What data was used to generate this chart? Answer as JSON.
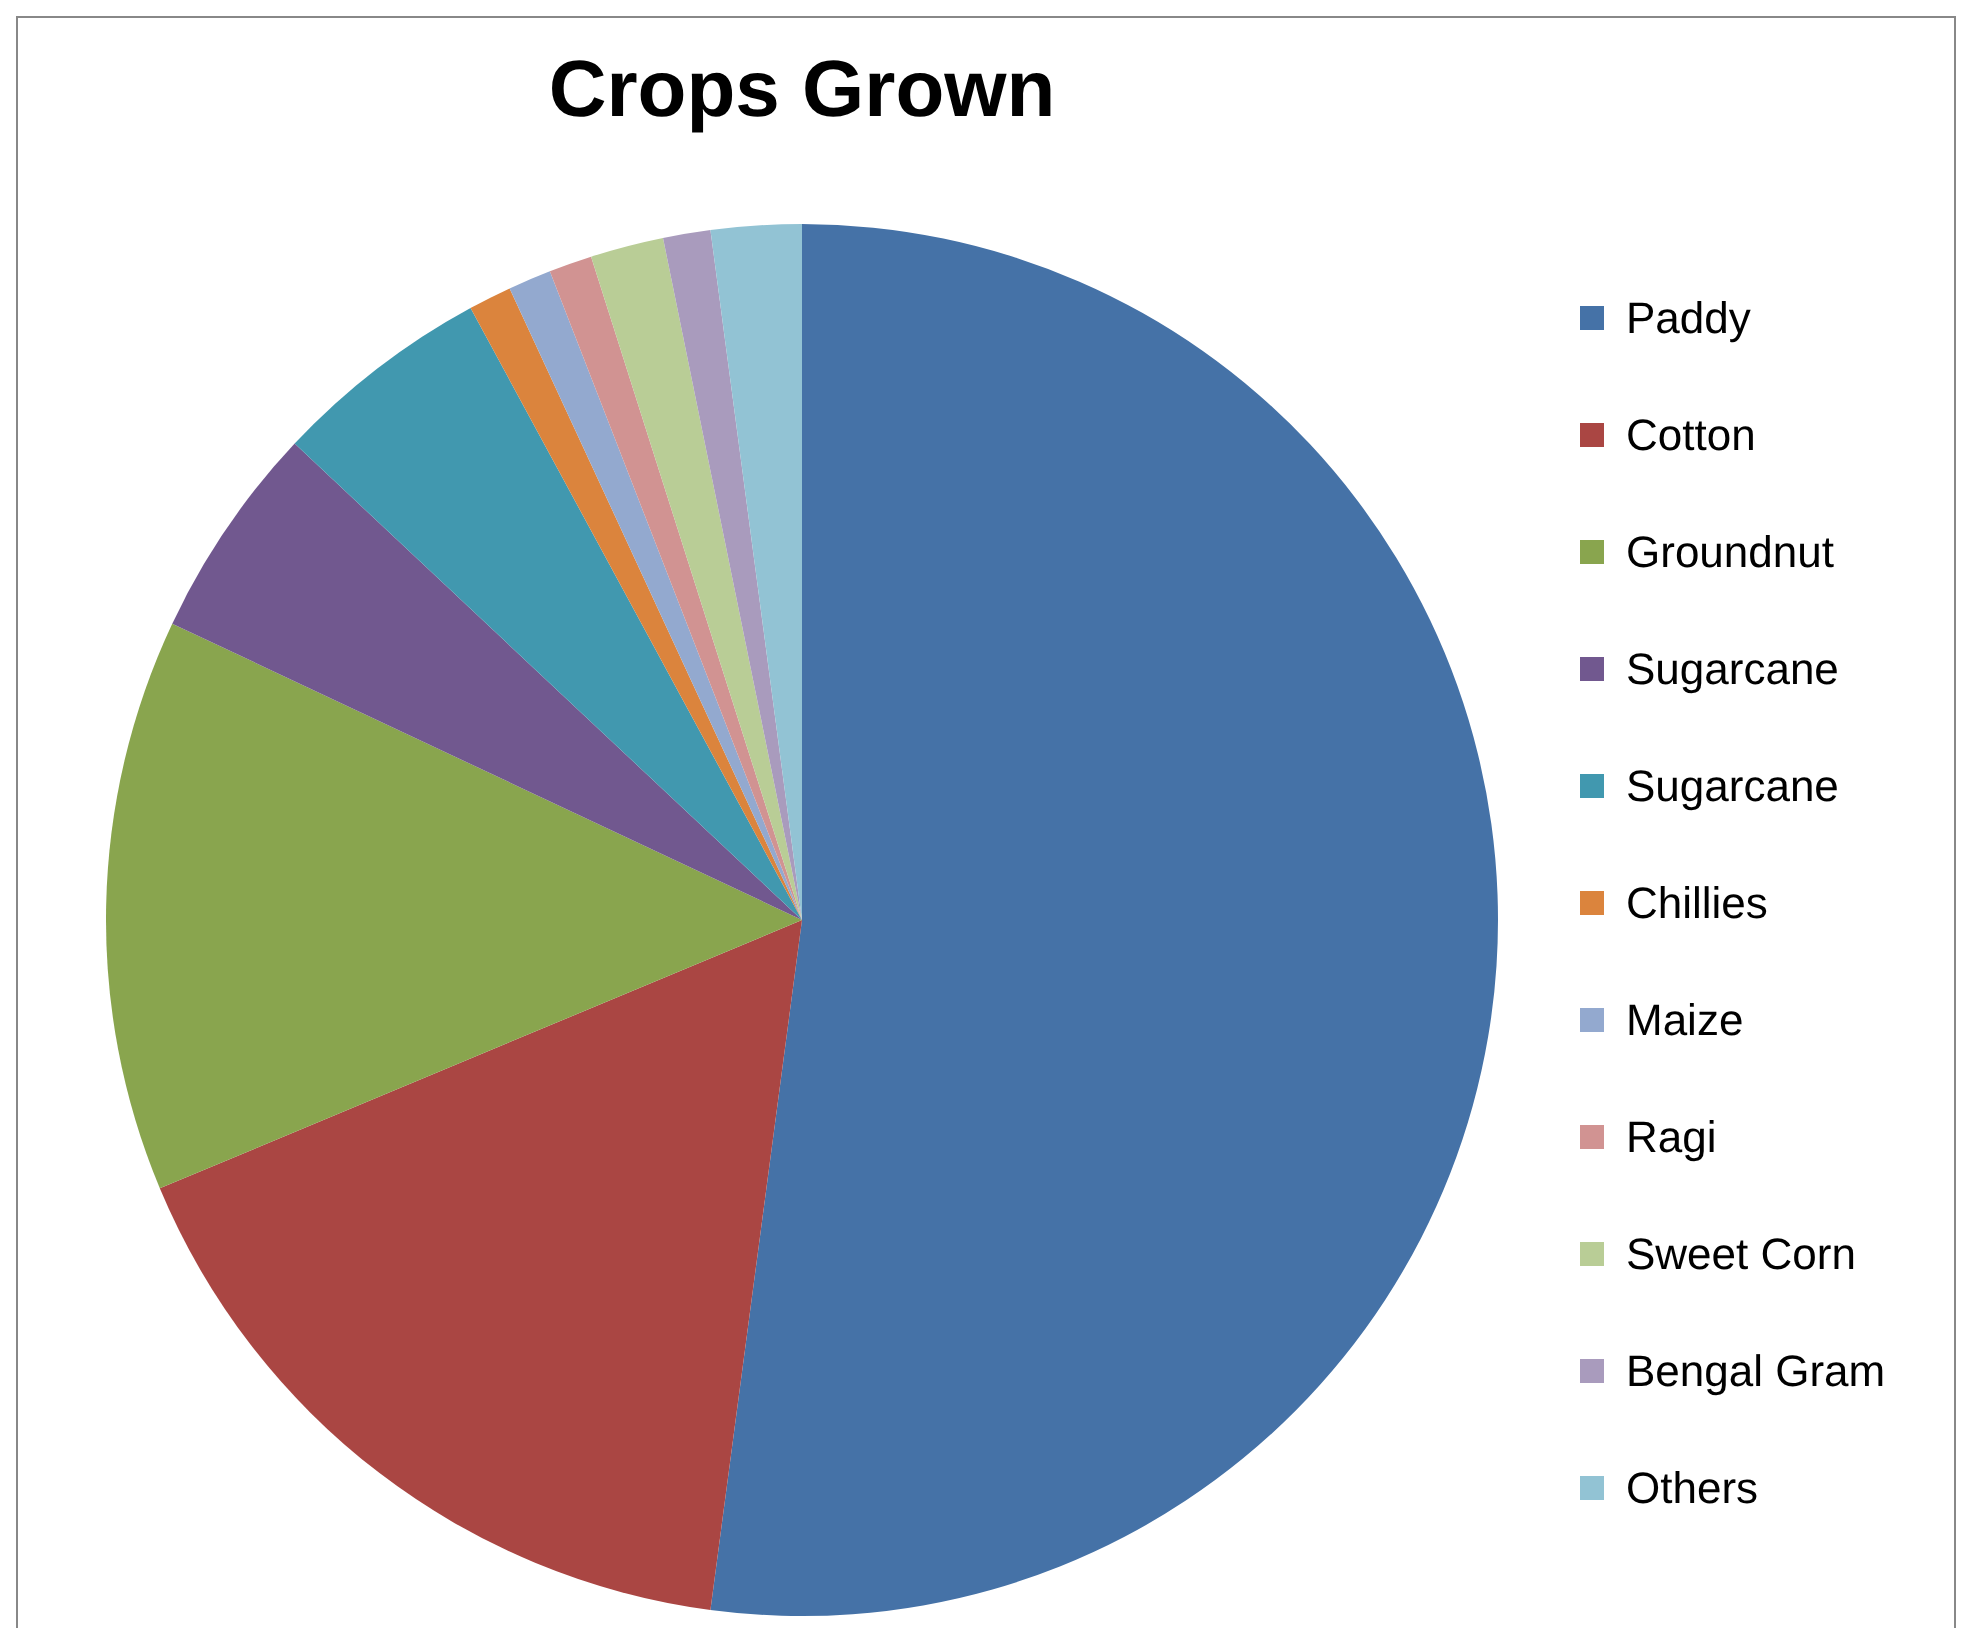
{
  "chart_data": {
    "type": "pie",
    "title": "Crops Grown",
    "categories": [
      "Paddy",
      "Cotton",
      "Groundnut",
      "Sugarcane",
      "Sugarcane",
      "Chillies",
      "Maize",
      "Ragi",
      "Sweet Corn",
      "Bengal Gram",
      "Others"
    ],
    "values": [
      52.1,
      16.6,
      13.3,
      5.0,
      5.1,
      1.0,
      1.0,
      1.0,
      1.7,
      1.1,
      2.1
    ],
    "colors": [
      "#4572a7",
      "#aa4643",
      "#89a54e",
      "#71588f",
      "#4198af",
      "#db843d",
      "#93a9cf",
      "#d19392",
      "#b9cd96",
      "#a99bbd",
      "#92c3d4"
    ],
    "legend": "right"
  }
}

-.-.-

**Instructions to follow**
Transcribe the material exactly, and leave out whatever pictures it holds.

**Task response**
What data was used to generate this chart? Answer as JSON.
{
  "chart_data": {
    "type": "pie",
    "title": "Crops Grown",
    "categories": [
      "Paddy",
      "Cotton",
      "Groundnut",
      "Sugarcane",
      "Sugarcane",
      "Chillies",
      "Maize",
      "Ragi",
      "Sweet Corn",
      "Bengal Gram",
      "Others"
    ],
    "values": [
      52.1,
      16.6,
      13.3,
      5.0,
      5.1,
      1.0,
      1.0,
      1.0,
      1.7,
      1.1,
      2.1
    ],
    "colors": [
      "#4572a7",
      "#aa4643",
      "#89a54e",
      "#71588f",
      "#4198af",
      "#db843d",
      "#93a9cf",
      "#d19392",
      "#b9cd96",
      "#a99bbd",
      "#92c3d4"
    ],
    "legend": "right"
  }
}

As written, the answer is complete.